* START INPUT FOR THIS TASK *
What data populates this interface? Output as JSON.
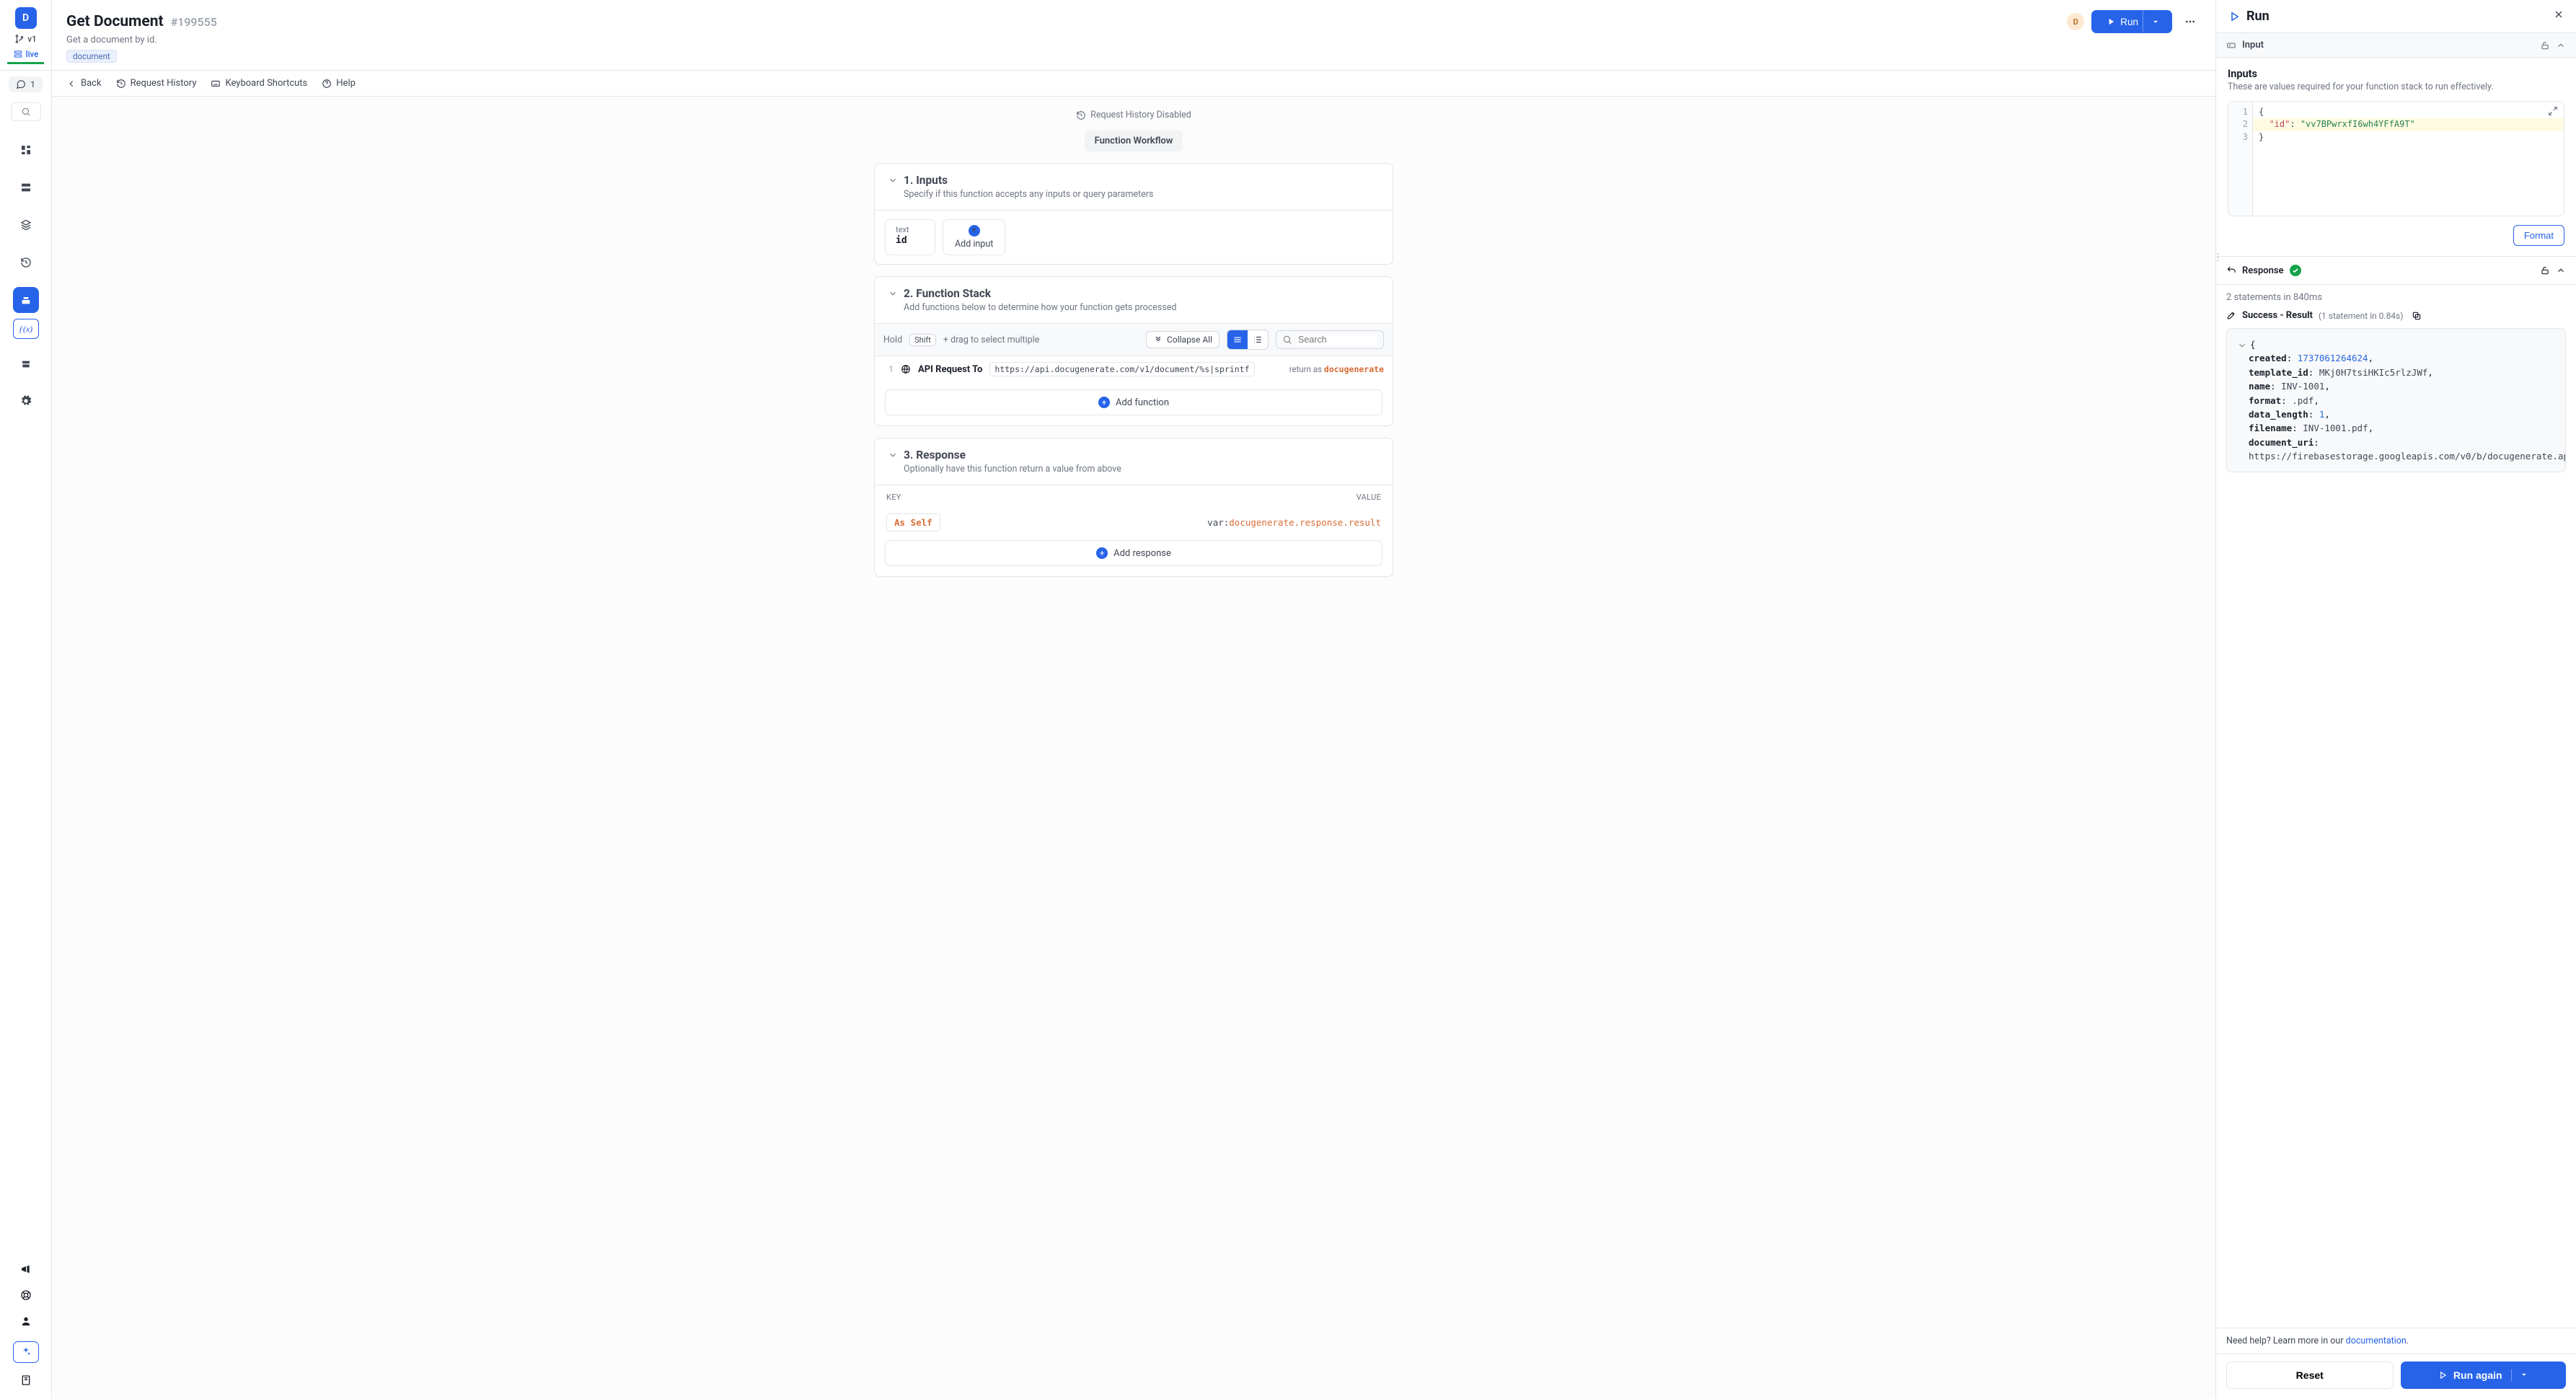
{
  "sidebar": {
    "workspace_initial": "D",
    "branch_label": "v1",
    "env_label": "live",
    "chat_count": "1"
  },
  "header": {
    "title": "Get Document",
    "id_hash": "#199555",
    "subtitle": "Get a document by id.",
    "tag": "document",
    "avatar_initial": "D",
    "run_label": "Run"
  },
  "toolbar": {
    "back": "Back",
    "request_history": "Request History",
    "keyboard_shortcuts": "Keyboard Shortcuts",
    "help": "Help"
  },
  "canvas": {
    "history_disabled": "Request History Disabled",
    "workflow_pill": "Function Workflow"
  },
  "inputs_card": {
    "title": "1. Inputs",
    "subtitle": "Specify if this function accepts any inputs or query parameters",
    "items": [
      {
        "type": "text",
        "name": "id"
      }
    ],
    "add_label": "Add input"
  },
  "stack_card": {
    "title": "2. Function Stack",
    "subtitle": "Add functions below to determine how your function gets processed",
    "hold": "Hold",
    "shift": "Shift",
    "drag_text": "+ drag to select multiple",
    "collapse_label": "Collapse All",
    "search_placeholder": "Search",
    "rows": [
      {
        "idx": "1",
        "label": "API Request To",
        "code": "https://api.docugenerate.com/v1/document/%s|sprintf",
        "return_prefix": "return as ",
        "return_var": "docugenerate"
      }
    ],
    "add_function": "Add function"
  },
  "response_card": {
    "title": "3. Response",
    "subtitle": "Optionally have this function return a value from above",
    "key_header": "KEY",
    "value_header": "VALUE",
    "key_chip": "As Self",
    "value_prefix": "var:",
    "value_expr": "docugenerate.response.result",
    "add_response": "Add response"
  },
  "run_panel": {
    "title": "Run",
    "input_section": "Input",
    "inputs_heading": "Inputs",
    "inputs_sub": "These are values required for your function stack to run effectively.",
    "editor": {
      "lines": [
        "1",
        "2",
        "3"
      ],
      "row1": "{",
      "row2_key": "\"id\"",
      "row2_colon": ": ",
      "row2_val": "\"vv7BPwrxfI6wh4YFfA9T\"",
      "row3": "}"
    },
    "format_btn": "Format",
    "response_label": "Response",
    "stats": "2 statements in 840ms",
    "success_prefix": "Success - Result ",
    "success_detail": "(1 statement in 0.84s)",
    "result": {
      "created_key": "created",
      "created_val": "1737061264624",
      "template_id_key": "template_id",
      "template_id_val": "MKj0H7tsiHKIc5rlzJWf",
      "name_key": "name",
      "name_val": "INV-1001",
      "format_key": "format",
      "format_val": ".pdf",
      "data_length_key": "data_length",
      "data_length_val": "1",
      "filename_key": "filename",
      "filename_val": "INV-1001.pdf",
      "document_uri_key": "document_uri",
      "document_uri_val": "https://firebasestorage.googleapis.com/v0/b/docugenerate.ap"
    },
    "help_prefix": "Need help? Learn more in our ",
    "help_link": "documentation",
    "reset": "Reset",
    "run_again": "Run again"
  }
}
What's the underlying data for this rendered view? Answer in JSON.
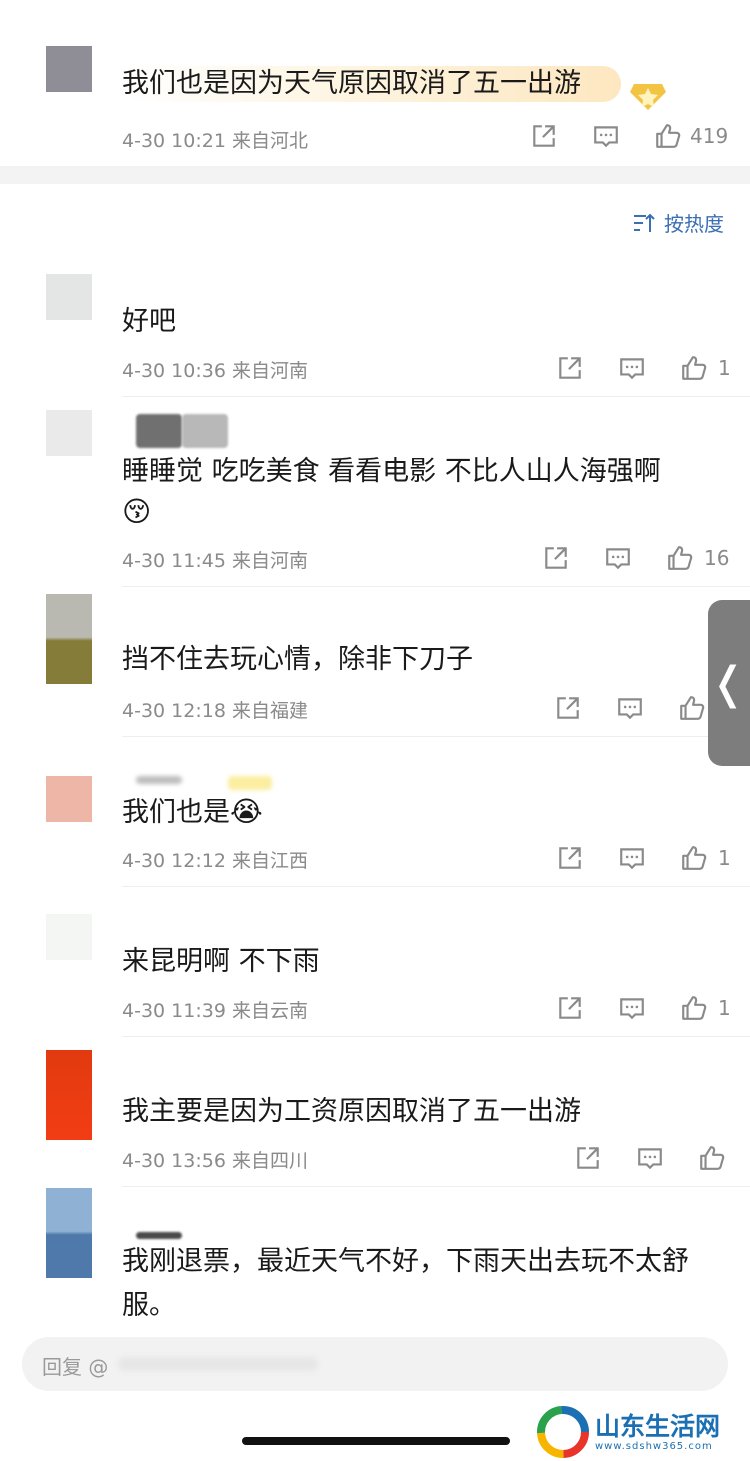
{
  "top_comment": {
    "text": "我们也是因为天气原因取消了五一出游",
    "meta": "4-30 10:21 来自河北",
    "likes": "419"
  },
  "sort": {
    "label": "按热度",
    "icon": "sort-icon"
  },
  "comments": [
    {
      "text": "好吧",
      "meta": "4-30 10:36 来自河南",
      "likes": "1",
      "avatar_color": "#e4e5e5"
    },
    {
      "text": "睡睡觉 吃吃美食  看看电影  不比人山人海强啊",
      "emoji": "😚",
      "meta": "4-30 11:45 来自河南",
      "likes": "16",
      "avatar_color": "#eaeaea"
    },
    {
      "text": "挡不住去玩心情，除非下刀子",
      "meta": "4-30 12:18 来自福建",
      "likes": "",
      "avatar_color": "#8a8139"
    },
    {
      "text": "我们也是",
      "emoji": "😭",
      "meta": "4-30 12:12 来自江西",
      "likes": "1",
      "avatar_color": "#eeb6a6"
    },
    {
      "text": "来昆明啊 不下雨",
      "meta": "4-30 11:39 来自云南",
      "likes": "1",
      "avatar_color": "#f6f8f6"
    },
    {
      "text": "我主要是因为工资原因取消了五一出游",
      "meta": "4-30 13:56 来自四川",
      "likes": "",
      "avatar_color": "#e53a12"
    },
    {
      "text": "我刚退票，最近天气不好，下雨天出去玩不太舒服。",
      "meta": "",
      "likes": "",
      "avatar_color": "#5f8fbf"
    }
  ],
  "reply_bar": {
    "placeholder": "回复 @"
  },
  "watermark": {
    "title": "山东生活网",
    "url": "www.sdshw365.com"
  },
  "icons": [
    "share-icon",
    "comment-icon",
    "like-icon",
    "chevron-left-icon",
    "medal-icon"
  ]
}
* END INPUT FOR THIS TASK *
--- STATED GOAL ---
Repeat the material above word for word and skip every image in it.

--- FULL ANSWER ---
What data populates this interface? Output as JSON.
{
  "sidebar": {
    "workspace_initial": "D",
    "branch_label": "v1",
    "env_label": "live",
    "chat_count": "1"
  },
  "header": {
    "title": "Get Document",
    "id_hash": "#199555",
    "subtitle": "Get a document by id.",
    "tag": "document",
    "avatar_initial": "D",
    "run_label": "Run"
  },
  "toolbar": {
    "back": "Back",
    "request_history": "Request History",
    "keyboard_shortcuts": "Keyboard Shortcuts",
    "help": "Help"
  },
  "canvas": {
    "history_disabled": "Request History Disabled",
    "workflow_pill": "Function Workflow"
  },
  "inputs_card": {
    "title": "1. Inputs",
    "subtitle": "Specify if this function accepts any inputs or query parameters",
    "items": [
      {
        "type": "text",
        "name": "id"
      }
    ],
    "add_label": "Add input"
  },
  "stack_card": {
    "title": "2. Function Stack",
    "subtitle": "Add functions below to determine how your function gets processed",
    "hold": "Hold",
    "shift": "Shift",
    "drag_text": "+ drag to select multiple",
    "collapse_label": "Collapse All",
    "search_placeholder": "Search",
    "rows": [
      {
        "idx": "1",
        "label": "API Request To",
        "code": "https://api.docugenerate.com/v1/document/%s|sprintf",
        "return_prefix": "return as ",
        "return_var": "docugenerate"
      }
    ],
    "add_function": "Add function"
  },
  "response_card": {
    "title": "3. Response",
    "subtitle": "Optionally have this function return a value from above",
    "key_header": "KEY",
    "value_header": "VALUE",
    "key_chip": "As Self",
    "value_prefix": "var:",
    "value_expr": "docugenerate.response.result",
    "add_response": "Add response"
  },
  "run_panel": {
    "title": "Run",
    "input_section": "Input",
    "inputs_heading": "Inputs",
    "inputs_sub": "These are values required for your function stack to run effectively.",
    "editor": {
      "lines": [
        "1",
        "2",
        "3"
      ],
      "row1": "{",
      "row2_key": "\"id\"",
      "row2_colon": ": ",
      "row2_val": "\"vv7BPwrxfI6wh4YFfA9T\"",
      "row3": "}"
    },
    "format_btn": "Format",
    "response_label": "Response",
    "stats": "2 statements in 840ms",
    "success_prefix": "Success - Result ",
    "success_detail": "(1 statement in 0.84s)",
    "result": {
      "created_key": "created",
      "created_val": "1737061264624",
      "template_id_key": "template_id",
      "template_id_val": "MKj0H7tsiHKIc5rlzJWf",
      "name_key": "name",
      "name_val": "INV-1001",
      "format_key": "format",
      "format_val": ".pdf",
      "data_length_key": "data_length",
      "data_length_val": "1",
      "filename_key": "filename",
      "filename_val": "INV-1001.pdf",
      "document_uri_key": "document_uri",
      "document_uri_val": "https://firebasestorage.googleapis.com/v0/b/docugenerate.ap"
    },
    "help_prefix": "Need help? Learn more in our ",
    "help_link": "documentation",
    "reset": "Reset",
    "run_again": "Run again"
  }
}
What's the underlying data for this rendered view? Answer in JSON.
{
  "top_comment": {
    "text": "我们也是因为天气原因取消了五一出游",
    "meta": "4-30 10:21 来自河北",
    "likes": "419"
  },
  "sort": {
    "label": "按热度",
    "icon": "sort-icon"
  },
  "comments": [
    {
      "text": "好吧",
      "meta": "4-30 10:36 来自河南",
      "likes": "1",
      "avatar_color": "#e4e5e5"
    },
    {
      "text": "睡睡觉 吃吃美食  看看电影  不比人山人海强啊",
      "emoji": "😚",
      "meta": "4-30 11:45 来自河南",
      "likes": "16",
      "avatar_color": "#eaeaea"
    },
    {
      "text": "挡不住去玩心情，除非下刀子",
      "meta": "4-30 12:18 来自福建",
      "likes": "",
      "avatar_color": "#8a8139"
    },
    {
      "text": "我们也是",
      "emoji": "😭",
      "meta": "4-30 12:12 来自江西",
      "likes": "1",
      "avatar_color": "#eeb6a6"
    },
    {
      "text": "来昆明啊 不下雨",
      "meta": "4-30 11:39 来自云南",
      "likes": "1",
      "avatar_color": "#f6f8f6"
    },
    {
      "text": "我主要是因为工资原因取消了五一出游",
      "meta": "4-30 13:56 来自四川",
      "likes": "",
      "avatar_color": "#e53a12"
    },
    {
      "text": "我刚退票，最近天气不好，下雨天出去玩不太舒服。",
      "meta": "",
      "likes": "",
      "avatar_color": "#5f8fbf"
    }
  ],
  "reply_bar": {
    "placeholder": "回复 @"
  },
  "watermark": {
    "title": "山东生活网",
    "url": "www.sdshw365.com"
  },
  "icons": [
    "share-icon",
    "comment-icon",
    "like-icon",
    "chevron-left-icon",
    "medal-icon"
  ]
}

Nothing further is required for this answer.